■ TASK GOAL
Print all of the entries exactly, minus the pictures.

○ ○ ○ ○ ○ ○ ○

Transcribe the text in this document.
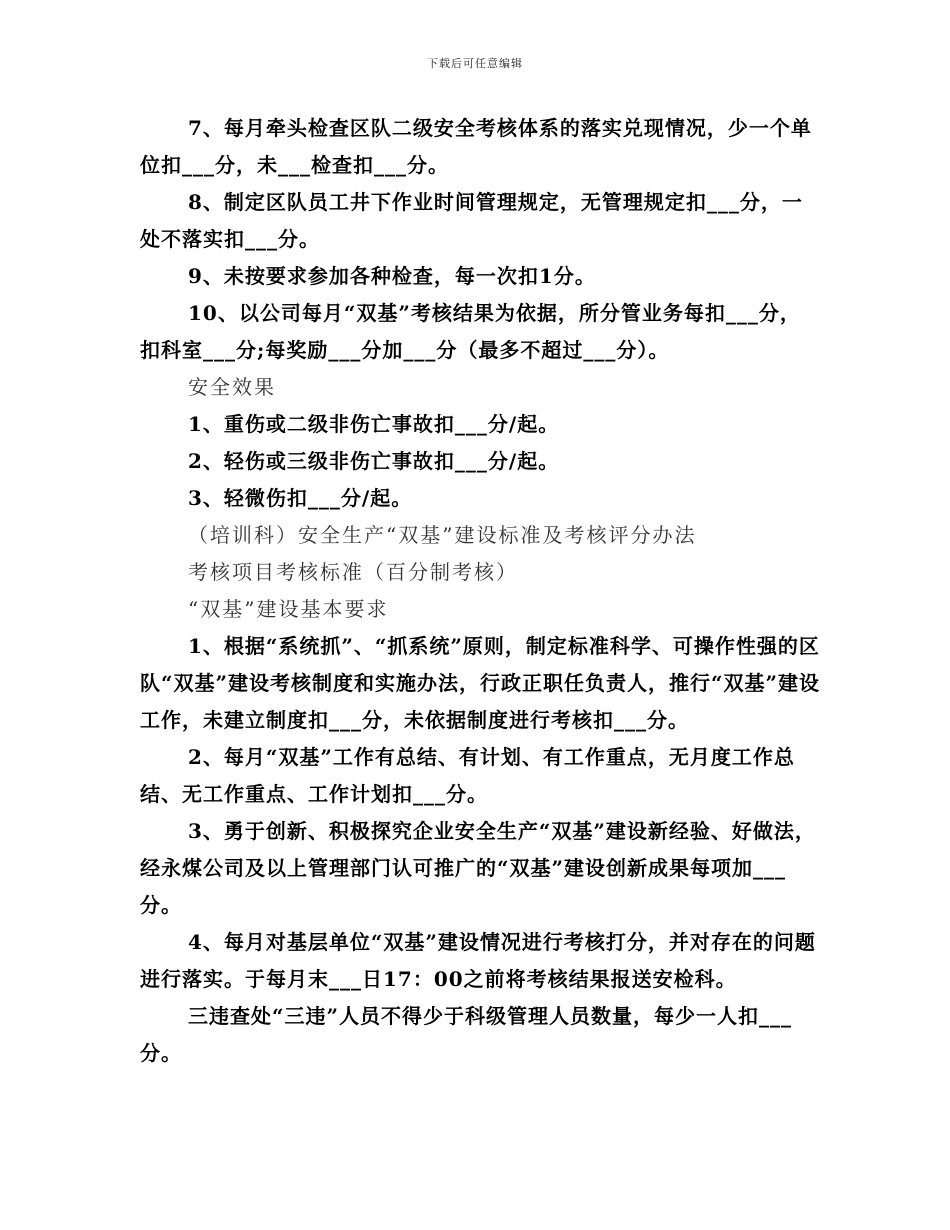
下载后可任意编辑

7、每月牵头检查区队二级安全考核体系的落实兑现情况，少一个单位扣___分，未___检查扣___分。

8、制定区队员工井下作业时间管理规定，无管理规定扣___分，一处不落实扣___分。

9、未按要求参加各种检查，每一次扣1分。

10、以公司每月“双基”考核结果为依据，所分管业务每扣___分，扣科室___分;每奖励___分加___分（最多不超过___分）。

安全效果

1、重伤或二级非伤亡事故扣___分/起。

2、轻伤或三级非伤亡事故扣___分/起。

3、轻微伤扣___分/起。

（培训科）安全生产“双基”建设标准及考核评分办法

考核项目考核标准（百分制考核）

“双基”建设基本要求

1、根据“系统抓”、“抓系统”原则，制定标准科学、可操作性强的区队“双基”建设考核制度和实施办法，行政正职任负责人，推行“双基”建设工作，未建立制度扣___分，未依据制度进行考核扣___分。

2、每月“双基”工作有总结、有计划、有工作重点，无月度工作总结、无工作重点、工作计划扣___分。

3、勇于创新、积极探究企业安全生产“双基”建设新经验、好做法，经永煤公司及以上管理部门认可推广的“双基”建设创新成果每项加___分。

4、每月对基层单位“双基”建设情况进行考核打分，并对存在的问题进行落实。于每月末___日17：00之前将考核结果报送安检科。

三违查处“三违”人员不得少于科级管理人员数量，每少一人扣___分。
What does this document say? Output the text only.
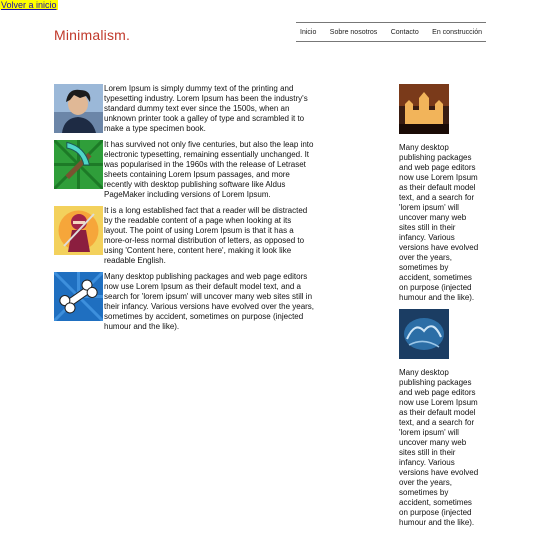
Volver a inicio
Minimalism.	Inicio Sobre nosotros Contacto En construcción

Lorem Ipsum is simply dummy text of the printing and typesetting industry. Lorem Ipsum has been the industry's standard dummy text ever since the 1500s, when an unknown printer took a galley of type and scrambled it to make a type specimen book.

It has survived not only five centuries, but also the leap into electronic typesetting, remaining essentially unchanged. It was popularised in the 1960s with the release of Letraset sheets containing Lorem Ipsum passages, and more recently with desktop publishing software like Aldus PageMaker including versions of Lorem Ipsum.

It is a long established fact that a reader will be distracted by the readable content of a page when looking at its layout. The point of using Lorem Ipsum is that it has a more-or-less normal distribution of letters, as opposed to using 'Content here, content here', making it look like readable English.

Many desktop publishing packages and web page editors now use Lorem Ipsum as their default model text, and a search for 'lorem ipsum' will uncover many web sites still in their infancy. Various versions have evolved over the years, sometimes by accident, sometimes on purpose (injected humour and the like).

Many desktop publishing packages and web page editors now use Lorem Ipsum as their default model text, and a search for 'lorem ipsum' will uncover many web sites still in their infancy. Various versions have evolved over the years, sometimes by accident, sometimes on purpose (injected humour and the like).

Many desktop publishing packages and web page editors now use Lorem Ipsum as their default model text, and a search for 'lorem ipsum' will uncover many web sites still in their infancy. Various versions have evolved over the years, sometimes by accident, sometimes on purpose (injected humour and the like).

○ ○ ○ ○ ○ ○ ○

■ SOLUTION FOR THIS PROBLEM
Transcribe the text in this document.
下载后可任意编辑

7、每月牵头检查区队二级安全考核体系的落实兑现情况，少一个单位扣___分，未___检查扣___分。

8、制定区队员工井下作业时间管理规定，无管理规定扣___分，一处不落实扣___分。

9、未按要求参加各种检查，每一次扣1分。

10、以公司每月“双基”考核结果为依据，所分管业务每扣___分，扣科室___分;每奖励___分加___分（最多不超过___分）。

安全效果

1、重伤或二级非伤亡事故扣___分/起。

2、轻伤或三级非伤亡事故扣___分/起。

3、轻微伤扣___分/起。

（培训科）安全生产“双基”建设标准及考核评分办法

考核项目考核标准（百分制考核）

“双基”建设基本要求

1、根据“系统抓”、“抓系统”原则，制定标准科学、可操作性强的区队“双基”建设考核制度和实施办法，行政正职任负责人，推行“双基”建设工作，未建立制度扣___分，未依据制度进行考核扣___分。

2、每月“双基”工作有总结、有计划、有工作重点，无月度工作总结、无工作重点、工作计划扣___分。

3、勇于创新、积极探究企业安全生产“双基”建设新经验、好做法，经永煤公司及以上管理部门认可推广的“双基”建设创新成果每项加___分。

4、每月对基层单位“双基”建设情况进行考核打分，并对存在的问题进行落实。于每月末___日17：00之前将考核结果报送安检科。

三违查处“三违”人员不得少于科级管理人员数量，每少一人扣___分。
What does this document say? Output the text only.
Volver a inicio
Minimalism.	Inicio Sobre nosotros Contacto En construcción

Lorem Ipsum is simply dummy text of the printing and typesetting industry. Lorem Ipsum has been the industry's standard dummy text ever since the 1500s, when an unknown printer took a galley of type and scrambled it to make a type specimen book.

It has survived not only five centuries, but also the leap into electronic typesetting, remaining essentially unchanged. It was popularised in the 1960s with the release of Letraset sheets containing Lorem Ipsum passages, and more recently with desktop publishing software like Aldus PageMaker including versions of Lorem Ipsum.

It is a long established fact that a reader will be distracted by the readable content of a page when looking at its layout. The point of using Lorem Ipsum is that it has a more-or-less normal distribution of letters, as opposed to using 'Content here, content here', making it look like readable English.

Many desktop publishing packages and web page editors now use Lorem Ipsum as their default model text, and a search for 'lorem ipsum' will uncover many web sites still in their infancy. Various versions have evolved over the years, sometimes by accident, sometimes on purpose (injected humour and the like).

Many desktop publishing packages and web page editors now use Lorem Ipsum as their default model text, and a search for 'lorem ipsum' will uncover many web sites still in their infancy. Various versions have evolved over the years, sometimes by accident, sometimes on purpose (injected humour and the like).

Many desktop publishing packages and web page editors now use Lorem Ipsum as their default model text, and a search for 'lorem ipsum' will uncover many web sites still in their infancy. Various versions have evolved over the years, sometimes by accident, sometimes on purpose (injected humour and the like).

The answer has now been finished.